Every line below that mentions the word "Kurbelgehäuseentlüftung" should be copied out.

-- Start of Data for this task --

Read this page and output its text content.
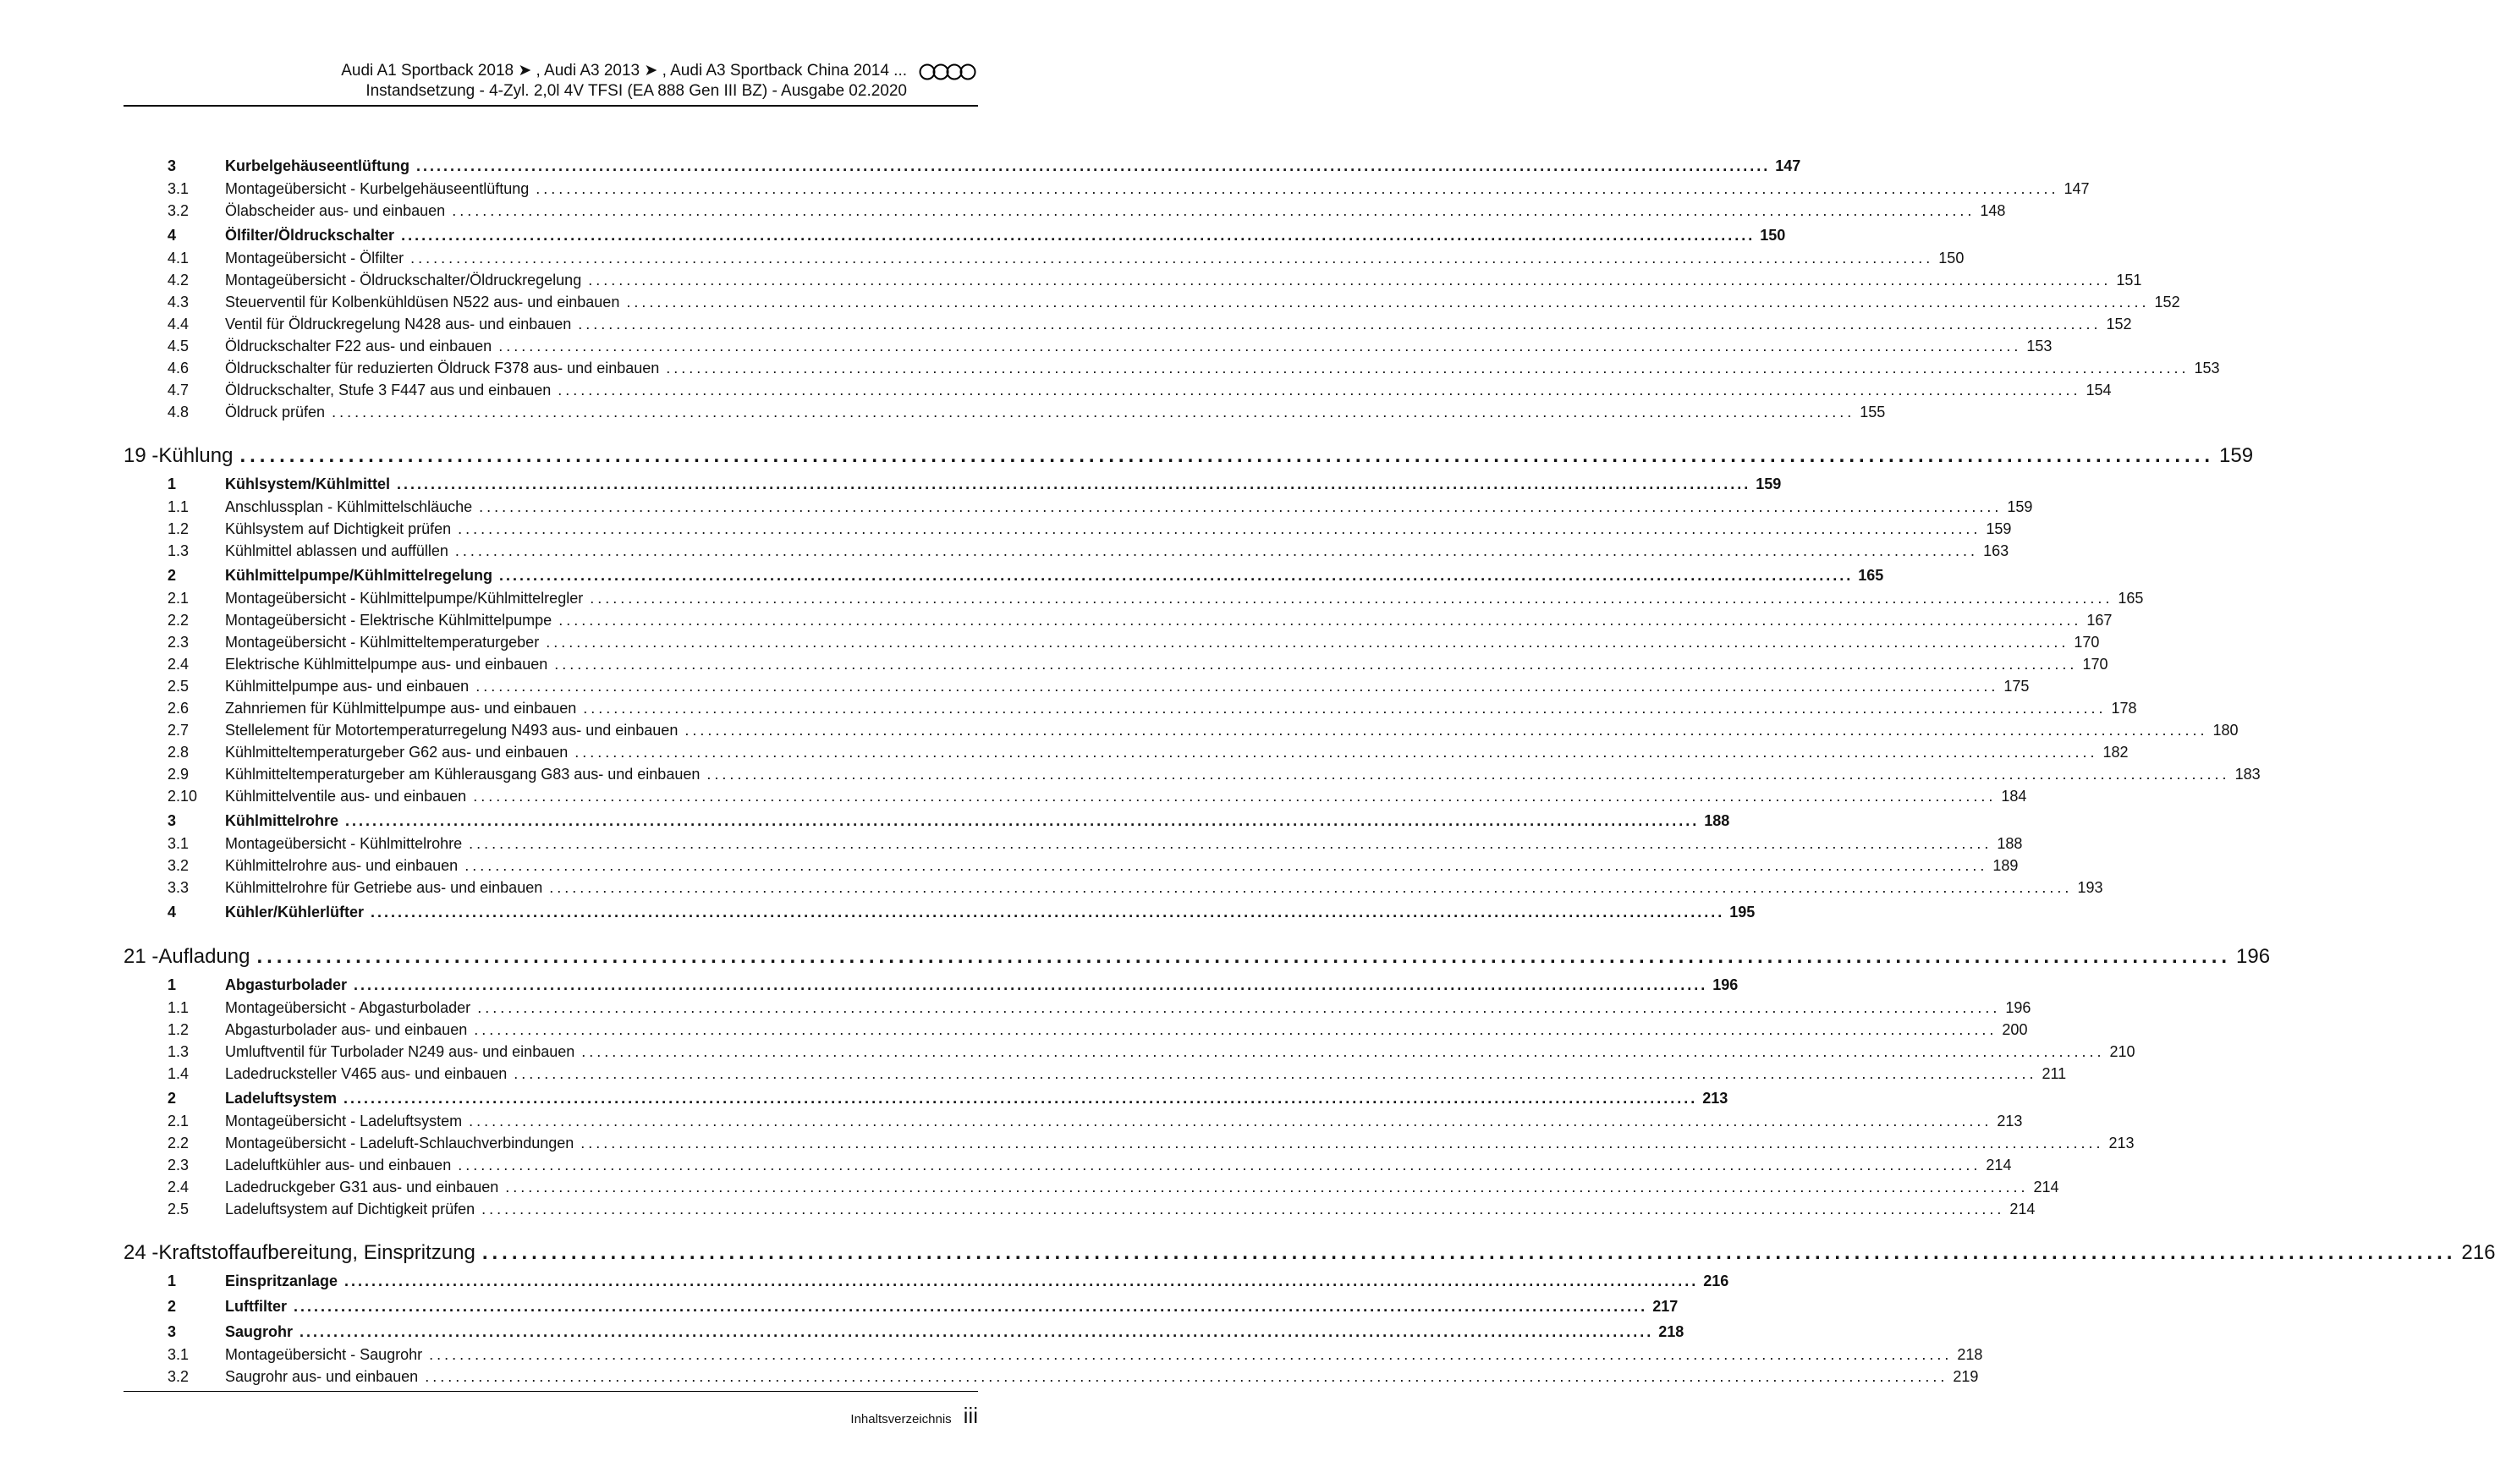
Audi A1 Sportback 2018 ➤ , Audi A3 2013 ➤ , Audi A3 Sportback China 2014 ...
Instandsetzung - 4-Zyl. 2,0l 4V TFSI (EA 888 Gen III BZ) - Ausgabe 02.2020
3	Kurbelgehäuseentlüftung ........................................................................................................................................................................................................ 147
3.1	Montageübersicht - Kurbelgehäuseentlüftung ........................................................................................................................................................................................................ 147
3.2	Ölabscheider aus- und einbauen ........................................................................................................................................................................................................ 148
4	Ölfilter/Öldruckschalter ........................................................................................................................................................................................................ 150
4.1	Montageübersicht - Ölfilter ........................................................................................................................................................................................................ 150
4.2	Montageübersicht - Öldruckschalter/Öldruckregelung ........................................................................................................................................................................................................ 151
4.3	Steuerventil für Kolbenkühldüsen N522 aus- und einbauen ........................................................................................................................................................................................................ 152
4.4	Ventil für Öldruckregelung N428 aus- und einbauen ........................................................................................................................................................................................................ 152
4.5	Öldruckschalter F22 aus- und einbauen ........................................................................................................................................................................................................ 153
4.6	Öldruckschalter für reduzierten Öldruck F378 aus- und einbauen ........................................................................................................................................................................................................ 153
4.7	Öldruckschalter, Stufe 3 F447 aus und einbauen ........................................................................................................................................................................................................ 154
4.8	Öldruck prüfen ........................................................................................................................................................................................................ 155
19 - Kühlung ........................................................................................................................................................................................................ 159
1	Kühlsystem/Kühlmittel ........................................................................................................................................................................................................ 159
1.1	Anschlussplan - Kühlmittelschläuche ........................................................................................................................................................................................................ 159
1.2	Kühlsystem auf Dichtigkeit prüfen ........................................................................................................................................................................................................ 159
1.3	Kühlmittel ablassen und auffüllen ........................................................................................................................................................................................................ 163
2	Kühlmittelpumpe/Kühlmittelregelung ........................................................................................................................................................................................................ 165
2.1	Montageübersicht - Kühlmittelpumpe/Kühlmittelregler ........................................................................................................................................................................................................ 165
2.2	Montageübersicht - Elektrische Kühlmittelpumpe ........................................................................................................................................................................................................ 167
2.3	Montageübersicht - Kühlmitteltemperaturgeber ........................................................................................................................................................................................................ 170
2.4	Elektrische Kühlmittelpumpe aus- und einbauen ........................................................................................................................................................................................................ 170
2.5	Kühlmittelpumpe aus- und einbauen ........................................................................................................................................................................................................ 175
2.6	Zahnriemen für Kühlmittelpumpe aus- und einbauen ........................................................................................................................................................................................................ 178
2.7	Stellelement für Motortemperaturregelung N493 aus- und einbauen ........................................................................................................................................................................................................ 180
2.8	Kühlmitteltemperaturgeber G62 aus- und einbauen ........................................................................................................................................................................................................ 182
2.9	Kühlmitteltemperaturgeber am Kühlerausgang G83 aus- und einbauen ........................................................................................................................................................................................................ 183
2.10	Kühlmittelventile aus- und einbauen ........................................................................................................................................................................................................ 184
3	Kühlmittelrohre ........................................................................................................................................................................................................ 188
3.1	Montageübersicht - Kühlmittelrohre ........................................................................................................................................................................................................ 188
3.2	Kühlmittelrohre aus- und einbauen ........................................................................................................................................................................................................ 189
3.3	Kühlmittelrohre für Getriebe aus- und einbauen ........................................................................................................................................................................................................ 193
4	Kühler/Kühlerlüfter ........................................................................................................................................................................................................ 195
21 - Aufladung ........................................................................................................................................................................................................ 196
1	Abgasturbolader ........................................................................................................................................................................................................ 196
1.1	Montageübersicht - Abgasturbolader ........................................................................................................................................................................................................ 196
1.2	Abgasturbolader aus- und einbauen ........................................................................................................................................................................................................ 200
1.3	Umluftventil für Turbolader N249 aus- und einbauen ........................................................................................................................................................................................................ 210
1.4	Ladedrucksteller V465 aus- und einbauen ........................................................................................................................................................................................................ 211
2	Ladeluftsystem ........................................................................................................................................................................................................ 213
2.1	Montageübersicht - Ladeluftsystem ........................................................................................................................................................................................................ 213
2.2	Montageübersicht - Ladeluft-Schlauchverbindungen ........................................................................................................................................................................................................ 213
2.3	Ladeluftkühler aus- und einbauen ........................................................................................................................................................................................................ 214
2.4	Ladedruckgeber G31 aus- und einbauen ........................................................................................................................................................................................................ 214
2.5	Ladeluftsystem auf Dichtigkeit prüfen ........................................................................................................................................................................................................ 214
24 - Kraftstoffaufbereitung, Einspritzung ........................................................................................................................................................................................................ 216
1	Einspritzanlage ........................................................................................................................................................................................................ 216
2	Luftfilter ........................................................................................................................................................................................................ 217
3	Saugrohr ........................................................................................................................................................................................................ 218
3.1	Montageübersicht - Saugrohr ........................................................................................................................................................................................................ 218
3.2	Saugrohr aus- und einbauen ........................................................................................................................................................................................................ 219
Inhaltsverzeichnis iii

-- End of Data for this task --
-- Start of Data for this task --

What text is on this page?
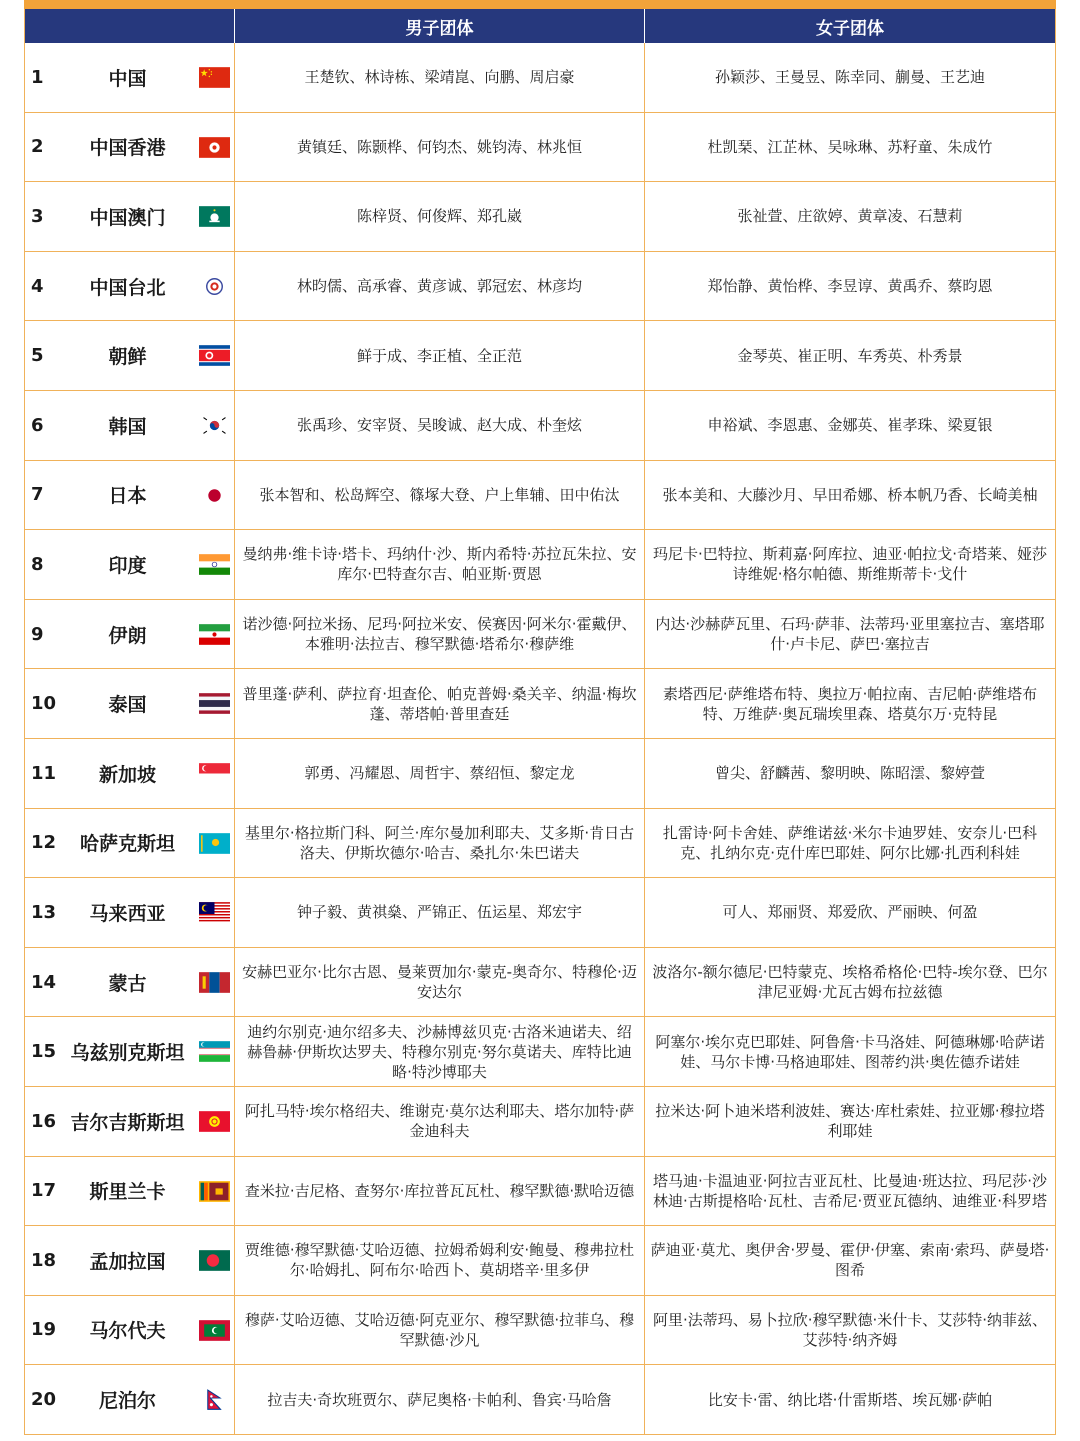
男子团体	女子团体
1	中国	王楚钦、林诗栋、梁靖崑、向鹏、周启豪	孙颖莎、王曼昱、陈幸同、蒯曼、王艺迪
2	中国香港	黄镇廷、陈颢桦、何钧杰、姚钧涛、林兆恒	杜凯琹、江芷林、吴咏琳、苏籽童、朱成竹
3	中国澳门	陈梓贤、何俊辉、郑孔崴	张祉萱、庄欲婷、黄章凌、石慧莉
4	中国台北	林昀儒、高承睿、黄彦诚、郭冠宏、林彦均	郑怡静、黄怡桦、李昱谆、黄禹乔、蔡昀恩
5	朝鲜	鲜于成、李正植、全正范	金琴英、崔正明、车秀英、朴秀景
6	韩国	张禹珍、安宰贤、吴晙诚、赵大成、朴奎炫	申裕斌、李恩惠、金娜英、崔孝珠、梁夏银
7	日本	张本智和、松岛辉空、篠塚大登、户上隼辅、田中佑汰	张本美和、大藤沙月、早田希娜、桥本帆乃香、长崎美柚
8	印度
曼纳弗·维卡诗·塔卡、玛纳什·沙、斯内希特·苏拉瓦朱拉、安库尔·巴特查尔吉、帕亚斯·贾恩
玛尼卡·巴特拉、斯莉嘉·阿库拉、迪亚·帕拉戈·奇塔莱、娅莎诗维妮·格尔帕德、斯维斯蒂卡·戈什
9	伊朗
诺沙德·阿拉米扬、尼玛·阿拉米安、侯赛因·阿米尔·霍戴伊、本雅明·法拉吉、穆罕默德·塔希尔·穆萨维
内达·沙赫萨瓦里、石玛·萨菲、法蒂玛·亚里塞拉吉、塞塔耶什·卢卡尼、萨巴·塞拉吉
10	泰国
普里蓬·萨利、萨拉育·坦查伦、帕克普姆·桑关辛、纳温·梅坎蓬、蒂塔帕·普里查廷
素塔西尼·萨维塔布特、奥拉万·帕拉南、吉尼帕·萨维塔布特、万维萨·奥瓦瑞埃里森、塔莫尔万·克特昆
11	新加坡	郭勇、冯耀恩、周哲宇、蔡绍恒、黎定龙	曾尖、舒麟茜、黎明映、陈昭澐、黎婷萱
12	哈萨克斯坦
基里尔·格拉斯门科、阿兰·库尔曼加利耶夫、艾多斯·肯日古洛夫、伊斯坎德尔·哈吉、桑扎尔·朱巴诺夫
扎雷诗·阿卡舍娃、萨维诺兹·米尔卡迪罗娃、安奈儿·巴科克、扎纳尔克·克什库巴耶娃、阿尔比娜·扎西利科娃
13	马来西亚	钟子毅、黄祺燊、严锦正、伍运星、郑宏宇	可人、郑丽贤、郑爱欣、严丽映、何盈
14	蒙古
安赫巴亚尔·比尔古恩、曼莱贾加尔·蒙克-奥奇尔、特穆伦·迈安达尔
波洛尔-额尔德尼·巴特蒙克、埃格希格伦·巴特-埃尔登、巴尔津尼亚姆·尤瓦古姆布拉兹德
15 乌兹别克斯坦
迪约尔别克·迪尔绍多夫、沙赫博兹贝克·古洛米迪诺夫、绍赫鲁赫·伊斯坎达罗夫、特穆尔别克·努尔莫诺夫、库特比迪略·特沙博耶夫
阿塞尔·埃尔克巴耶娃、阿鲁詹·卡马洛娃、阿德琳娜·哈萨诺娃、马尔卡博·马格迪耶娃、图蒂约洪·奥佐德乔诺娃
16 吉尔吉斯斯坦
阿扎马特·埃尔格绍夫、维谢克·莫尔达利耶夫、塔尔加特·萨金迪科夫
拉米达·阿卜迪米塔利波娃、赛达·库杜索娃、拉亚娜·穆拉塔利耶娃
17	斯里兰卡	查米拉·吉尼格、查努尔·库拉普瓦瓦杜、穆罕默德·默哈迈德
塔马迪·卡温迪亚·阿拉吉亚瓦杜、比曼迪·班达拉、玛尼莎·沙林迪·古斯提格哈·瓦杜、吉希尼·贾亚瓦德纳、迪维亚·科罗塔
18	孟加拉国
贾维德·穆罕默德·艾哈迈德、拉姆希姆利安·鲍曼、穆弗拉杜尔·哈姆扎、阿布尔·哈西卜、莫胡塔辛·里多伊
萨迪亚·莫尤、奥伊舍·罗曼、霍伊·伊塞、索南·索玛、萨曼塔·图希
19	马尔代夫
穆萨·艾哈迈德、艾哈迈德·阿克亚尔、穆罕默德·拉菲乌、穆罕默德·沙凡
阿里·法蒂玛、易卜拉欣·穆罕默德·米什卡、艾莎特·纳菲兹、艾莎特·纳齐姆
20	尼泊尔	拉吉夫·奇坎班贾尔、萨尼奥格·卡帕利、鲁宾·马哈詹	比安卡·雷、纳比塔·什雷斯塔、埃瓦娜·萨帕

-- End of Data for this task --
-- Start of Data for this task --

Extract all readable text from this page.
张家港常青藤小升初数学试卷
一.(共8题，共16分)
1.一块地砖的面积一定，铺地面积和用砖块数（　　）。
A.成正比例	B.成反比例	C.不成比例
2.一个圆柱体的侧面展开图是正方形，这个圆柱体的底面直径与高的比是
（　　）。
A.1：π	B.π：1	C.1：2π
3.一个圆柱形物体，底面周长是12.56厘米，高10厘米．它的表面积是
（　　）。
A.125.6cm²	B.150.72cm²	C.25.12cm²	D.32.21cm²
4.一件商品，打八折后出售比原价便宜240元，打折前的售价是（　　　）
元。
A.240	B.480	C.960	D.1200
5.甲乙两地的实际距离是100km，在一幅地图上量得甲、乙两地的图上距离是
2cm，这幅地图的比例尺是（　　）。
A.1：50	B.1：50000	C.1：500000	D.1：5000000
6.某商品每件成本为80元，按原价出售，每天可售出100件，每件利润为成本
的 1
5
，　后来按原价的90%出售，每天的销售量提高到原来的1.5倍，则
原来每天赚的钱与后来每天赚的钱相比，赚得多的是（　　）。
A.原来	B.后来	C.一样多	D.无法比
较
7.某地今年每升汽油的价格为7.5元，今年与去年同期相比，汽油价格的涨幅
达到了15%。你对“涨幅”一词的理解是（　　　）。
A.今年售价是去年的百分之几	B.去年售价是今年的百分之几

-- End of Data for this task --

● **Task result**
3	Kurbelgehäuseentlüftung ........................................................................................................................................................................................................ 147
3.1	Montageübersicht - Kurbelgehäuseentlüftung ........................................................................................................................................................................................................ 147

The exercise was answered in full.